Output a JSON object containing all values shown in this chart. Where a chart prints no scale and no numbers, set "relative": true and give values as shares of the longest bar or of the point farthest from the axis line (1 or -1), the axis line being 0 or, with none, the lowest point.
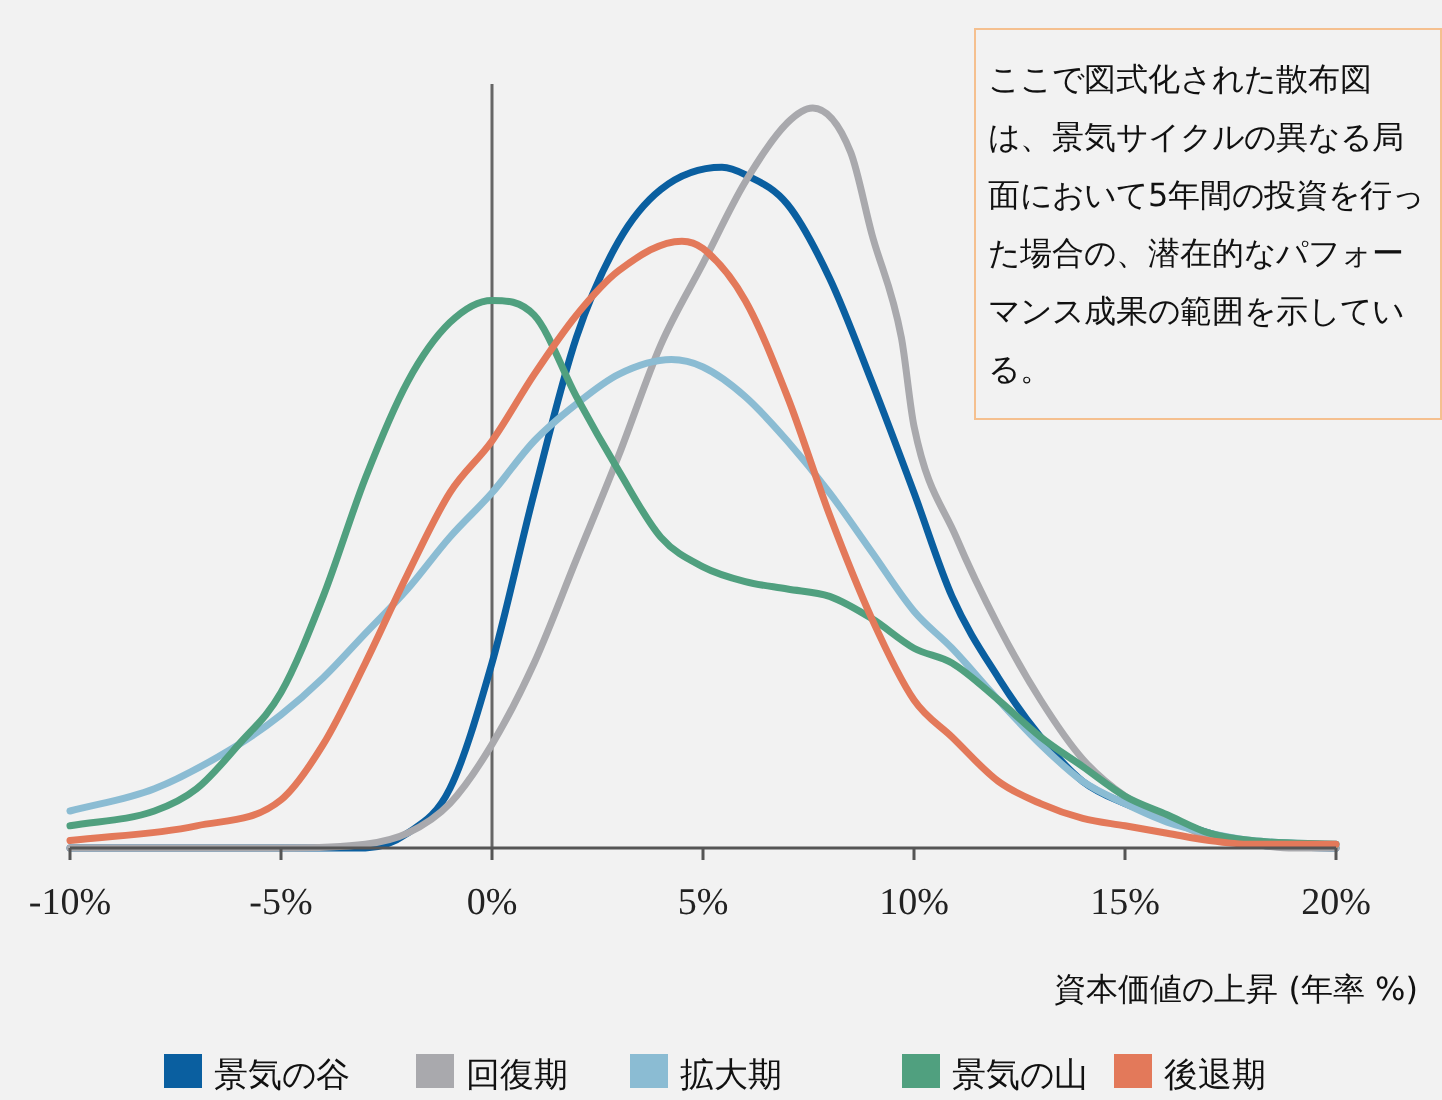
{
  "chart_data": {
    "type": "line",
    "relative": true,
    "xlabel": "資本価値の上昇 (年率 %)",
    "xlim": [
      -10,
      20
    ],
    "xticks": [
      {
        "value": -10,
        "label": "-10%"
      },
      {
        "value": -5,
        "label": "-5%"
      },
      {
        "value": 0,
        "label": "0%"
      },
      {
        "value": 5,
        "label": "5%"
      },
      {
        "value": 10,
        "label": "10%"
      },
      {
        "value": 15,
        "label": "15%"
      },
      {
        "value": 20,
        "label": "20%"
      }
    ],
    "ref_lines": [
      {
        "axis": "x",
        "value": 0,
        "color": "#666666"
      }
    ],
    "annotations": [
      "ここで図式化された散布図は、景気サイクルの異なる局面において5年間の投資を行った場合の、潜在的なパフォーマンス成果の範囲を示している。"
    ],
    "legend": "bottom",
    "grid": false,
    "marker": "none",
    "series": [
      {
        "name": "景気の谷",
        "color": "#0a5fa0",
        "x": [
          -10,
          -5,
          -3,
          -2,
          -1,
          0,
          1,
          2,
          3,
          4,
          5.45,
          6,
          7,
          8,
          9,
          10,
          10.9,
          12,
          13,
          14,
          15,
          16,
          17,
          18,
          20
        ],
        "values": [
          0,
          0,
          0,
          0.02,
          0.08,
          0.25,
          0.48,
          0.69,
          0.82,
          0.89,
          0.92,
          0.91,
          0.87,
          0.77,
          0.63,
          0.48,
          0.34,
          0.23,
          0.15,
          0.09,
          0.06,
          0.04,
          0.02,
          0.005,
          0
        ]
      },
      {
        "name": "回復期",
        "color": "#a9a9ad",
        "x": [
          -10,
          -5,
          -3,
          -2,
          -1,
          0,
          1,
          2,
          3,
          4,
          5,
          6,
          7,
          7.6,
          8.5,
          9,
          9.7,
          10,
          11,
          12,
          13,
          14,
          15,
          16,
          17,
          18,
          19,
          20
        ],
        "values": [
          0,
          0,
          0.005,
          0.02,
          0.06,
          0.14,
          0.25,
          0.39,
          0.53,
          0.68,
          0.79,
          0.9,
          0.98,
          1,
          0.94,
          0.83,
          0.69,
          0.57,
          0.42,
          0.3,
          0.2,
          0.12,
          0.07,
          0.04,
          0.015,
          0.005,
          0,
          0
        ]
      },
      {
        "name": "拡大期",
        "color": "#8bbcd3",
        "x": [
          -10,
          -8,
          -6,
          -5,
          -4,
          -3,
          -2,
          -1,
          0,
          1,
          2,
          3,
          4.25,
          5,
          6,
          7,
          8,
          9,
          10,
          10.9,
          12,
          13,
          14,
          15,
          16,
          17,
          18,
          20
        ],
        "values": [
          0.05,
          0.08,
          0.14,
          0.18,
          0.23,
          0.29,
          0.35,
          0.42,
          0.48,
          0.55,
          0.6,
          0.64,
          0.66,
          0.65,
          0.61,
          0.55,
          0.48,
          0.4,
          0.32,
          0.27,
          0.2,
          0.14,
          0.09,
          0.06,
          0.035,
          0.02,
          0.01,
          0.005
        ]
      },
      {
        "name": "景気の山",
        "color": "#50a07f",
        "x": [
          -10,
          -8,
          -7,
          -6,
          -5,
          -4,
          -3,
          -2,
          -1,
          0,
          1,
          2,
          3,
          4,
          5,
          6,
          7,
          8,
          9,
          10,
          10.9,
          12,
          13,
          14,
          15,
          16,
          17,
          18,
          20
        ],
        "values": [
          0.03,
          0.05,
          0.08,
          0.14,
          0.21,
          0.34,
          0.5,
          0.63,
          0.71,
          0.74,
          0.72,
          0.61,
          0.51,
          0.42,
          0.38,
          0.36,
          0.35,
          0.34,
          0.31,
          0.27,
          0.25,
          0.2,
          0.15,
          0.11,
          0.07,
          0.045,
          0.02,
          0.01,
          0.005
        ]
      },
      {
        "name": "後退期",
        "color": "#e3795a",
        "x": [
          -10,
          -7,
          -5,
          -4,
          -3,
          -2,
          -1,
          0,
          1,
          2,
          3,
          4.5,
          5,
          6,
          7,
          8,
          9,
          10,
          10.9,
          12,
          13,
          14,
          15,
          16,
          17,
          18,
          20
        ],
        "values": [
          0.01,
          0.03,
          0.065,
          0.14,
          0.25,
          0.37,
          0.48,
          0.55,
          0.64,
          0.72,
          0.78,
          0.82,
          0.81,
          0.74,
          0.61,
          0.45,
          0.31,
          0.2,
          0.15,
          0.09,
          0.06,
          0.04,
          0.03,
          0.02,
          0.01,
          0.005,
          0.005
        ]
      }
    ]
  }
}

· · · · ·

▶ Given exercise:
Output a faithful copy of the data, with each picture left out.

▶ Response below:
Output a JSON object containing all values shown in this chart. Where a chart prints no scale and no numbers, set "relative": true and give values as shares of the longest bar or of the point farthest from the axis line (1 or -1), the axis line being 0 or, with none, the lowest point.
{
  "chart_data": {
    "type": "line",
    "relative": true,
    "xlabel": "資本価値の上昇 (年率 %)",
    "xlim": [
      -10,
      20
    ],
    "xticks": [
      {
        "value": -10,
        "label": "-10%"
      },
      {
        "value": -5,
        "label": "-5%"
      },
      {
        "value": 0,
        "label": "0%"
      },
      {
        "value": 5,
        "label": "5%"
      },
      {
        "value": 10,
        "label": "10%"
      },
      {
        "value": 15,
        "label": "15%"
      },
      {
        "value": 20,
        "label": "20%"
      }
    ],
    "ref_lines": [
      {
        "axis": "x",
        "value": 0,
        "color": "#666666"
      }
    ],
    "annotations": [
      "ここで図式化された散布図は、景気サイクルの異なる局面において5年間の投資を行った場合の、潜在的なパフォーマンス成果の範囲を示している。"
    ],
    "legend": "bottom",
    "grid": false,
    "marker": "none",
    "series": [
      {
        "name": "景気の谷",
        "color": "#0a5fa0",
        "x": [
          -10,
          -5,
          -3,
          -2,
          -1,
          0,
          1,
          2,
          3,
          4,
          5.45,
          6,
          7,
          8,
          9,
          10,
          10.9,
          12,
          13,
          14,
          15,
          16,
          17,
          18,
          20
        ],
        "values": [
          0,
          0,
          0,
          0.02,
          0.08,
          0.25,
          0.48,
          0.69,
          0.82,
          0.89,
          0.92,
          0.91,
          0.87,
          0.77,
          0.63,
          0.48,
          0.34,
          0.23,
          0.15,
          0.09,
          0.06,
          0.04,
          0.02,
          0.005,
          0
        ]
      },
      {
        "name": "回復期",
        "color": "#a9a9ad",
        "x": [
          -10,
          -5,
          -3,
          -2,
          -1,
          0,
          1,
          2,
          3,
          4,
          5,
          6,
          7,
          7.6,
          8.5,
          9,
          9.7,
          10,
          11,
          12,
          13,
          14,
          15,
          16,
          17,
          18,
          19,
          20
        ],
        "values": [
          0,
          0,
          0.005,
          0.02,
          0.06,
          0.14,
          0.25,
          0.39,
          0.53,
          0.68,
          0.79,
          0.9,
          0.98,
          1,
          0.94,
          0.83,
          0.69,
          0.57,
          0.42,
          0.3,
          0.2,
          0.12,
          0.07,
          0.04,
          0.015,
          0.005,
          0,
          0
        ]
      },
      {
        "name": "拡大期",
        "color": "#8bbcd3",
        "x": [
          -10,
          -8,
          -6,
          -5,
          -4,
          -3,
          -2,
          -1,
          0,
          1,
          2,
          3,
          4.25,
          5,
          6,
          7,
          8,
          9,
          10,
          10.9,
          12,
          13,
          14,
          15,
          16,
          17,
          18,
          20
        ],
        "values": [
          0.05,
          0.08,
          0.14,
          0.18,
          0.23,
          0.29,
          0.35,
          0.42,
          0.48,
          0.55,
          0.6,
          0.64,
          0.66,
          0.65,
          0.61,
          0.55,
          0.48,
          0.4,
          0.32,
          0.27,
          0.2,
          0.14,
          0.09,
          0.06,
          0.035,
          0.02,
          0.01,
          0.005
        ]
      },
      {
        "name": "景気の山",
        "color": "#50a07f",
        "x": [
          -10,
          -8,
          -7,
          -6,
          -5,
          -4,
          -3,
          -2,
          -1,
          0,
          1,
          2,
          3,
          4,
          5,
          6,
          7,
          8,
          9,
          10,
          10.9,
          12,
          13,
          14,
          15,
          16,
          17,
          18,
          20
        ],
        "values": [
          0.03,
          0.05,
          0.08,
          0.14,
          0.21,
          0.34,
          0.5,
          0.63,
          0.71,
          0.74,
          0.72,
          0.61,
          0.51,
          0.42,
          0.38,
          0.36,
          0.35,
          0.34,
          0.31,
          0.27,
          0.25,
          0.2,
          0.15,
          0.11,
          0.07,
          0.045,
          0.02,
          0.01,
          0.005
        ]
      },
      {
        "name": "後退期",
        "color": "#e3795a",
        "x": [
          -10,
          -7,
          -5,
          -4,
          -3,
          -2,
          -1,
          0,
          1,
          2,
          3,
          4.5,
          5,
          6,
          7,
          8,
          9,
          10,
          10.9,
          12,
          13,
          14,
          15,
          16,
          17,
          18,
          20
        ],
        "values": [
          0.01,
          0.03,
          0.065,
          0.14,
          0.25,
          0.37,
          0.48,
          0.55,
          0.64,
          0.72,
          0.78,
          0.82,
          0.81,
          0.74,
          0.61,
          0.45,
          0.31,
          0.2,
          0.15,
          0.09,
          0.06,
          0.04,
          0.03,
          0.02,
          0.01,
          0.005,
          0.005
        ]
      }
    ]
  }
}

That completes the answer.